### Records contained in a dataset

_ _ _ _

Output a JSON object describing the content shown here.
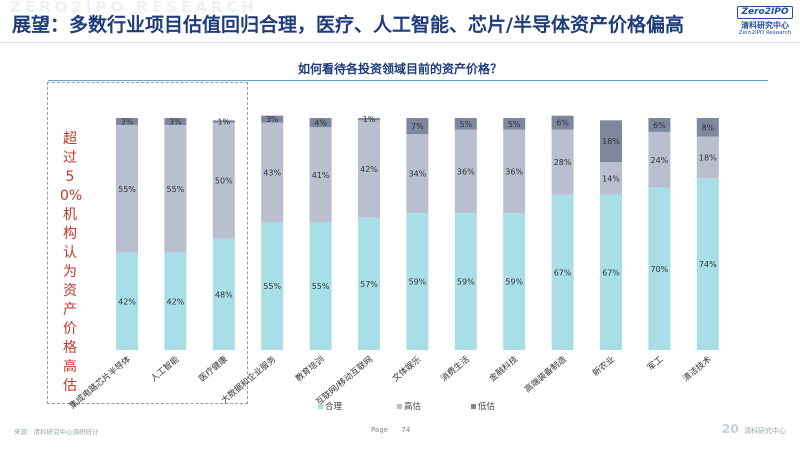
{
  "header": {
    "watermark": "ZERO2IPO RESEARCH",
    "title": "展望：多数行业项目估值回归合理，医疗、人工智能、芯片/半导体资产价格偏高",
    "logo_box": "Zero2IPO",
    "logo_cn": "清科研究中心",
    "logo_en": "Zero2IPO Research"
  },
  "callout": "超过50%机构认为资产价格高估",
  "footer": {
    "source": "来源：清科研究中心调研统计",
    "page_label": "Page",
    "page_number": "74",
    "brand_big": "20",
    "brand_text": "清科研究中心"
  },
  "colors": {
    "reasonable": "#a8dfe6",
    "high": "#b9bfcf",
    "low": "#7d889e"
  },
  "chart_data": {
    "type": "bar",
    "stacked": "percent",
    "title": "如何看待各投资领域目前的资产价格？",
    "categories": [
      "集成电路芯片半导体",
      "人工智能",
      "医疗健康",
      "大数据和企业服务",
      "教育培训",
      "互联网/移动互联网",
      "文体娱乐",
      "消费生活",
      "金融科技",
      "高端装备制造",
      "新农业",
      "军工",
      "清洁技术"
    ],
    "series": [
      {
        "name": "合理",
        "values": [
          42,
          42,
          48,
          55,
          55,
          57,
          59,
          59,
          59,
          67,
          67,
          70,
          74
        ]
      },
      {
        "name": "高估",
        "values": [
          55,
          55,
          50,
          43,
          41,
          42,
          34,
          36,
          36,
          28,
          14,
          24,
          18
        ]
      },
      {
        "name": "低估",
        "values": [
          3,
          3,
          1,
          3,
          4,
          1,
          7,
          5,
          5,
          6,
          18,
          6,
          8
        ]
      }
    ],
    "ylim": [
      0,
      100
    ],
    "grid": false,
    "legend": "bottom"
  }
}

_ _ _ _

### PROBLEM DETAILS
A faithful copy of the records above is needed, with the pictures left out.

### REPLY
Output a JSON object describing the content shown here.
{
  "header": {
    "watermark": "ZERO2IPO RESEARCH",
    "title": "展望：多数行业项目估值回归合理，医疗、人工智能、芯片/半导体资产价格偏高",
    "logo_box": "Zero2IPO",
    "logo_cn": "清科研究中心",
    "logo_en": "Zero2IPO Research"
  },
  "callout": "超过50%机构认为资产价格高估",
  "footer": {
    "source": "来源：清科研究中心调研统计",
    "page_label": "Page",
    "page_number": "74",
    "brand_big": "20",
    "brand_text": "清科研究中心"
  },
  "colors": {
    "reasonable": "#a8dfe6",
    "high": "#b9bfcf",
    "low": "#7d889e"
  },
  "chart_data": {
    "type": "bar",
    "stacked": "percent",
    "title": "如何看待各投资领域目前的资产价格？",
    "categories": [
      "集成电路芯片半导体",
      "人工智能",
      "医疗健康",
      "大数据和企业服务",
      "教育培训",
      "互联网/移动互联网",
      "文体娱乐",
      "消费生活",
      "金融科技",
      "高端装备制造",
      "新农业",
      "军工",
      "清洁技术"
    ],
    "series": [
      {
        "name": "合理",
        "values": [
          42,
          42,
          48,
          55,
          55,
          57,
          59,
          59,
          59,
          67,
          67,
          70,
          74
        ]
      },
      {
        "name": "高估",
        "values": [
          55,
          55,
          50,
          43,
          41,
          42,
          34,
          36,
          36,
          28,
          14,
          24,
          18
        ]
      },
      {
        "name": "低估",
        "values": [
          3,
          3,
          1,
          3,
          4,
          1,
          7,
          5,
          5,
          6,
          18,
          6,
          8
        ]
      }
    ],
    "ylim": [
      0,
      100
    ],
    "grid": false,
    "legend": "bottom"
  }
}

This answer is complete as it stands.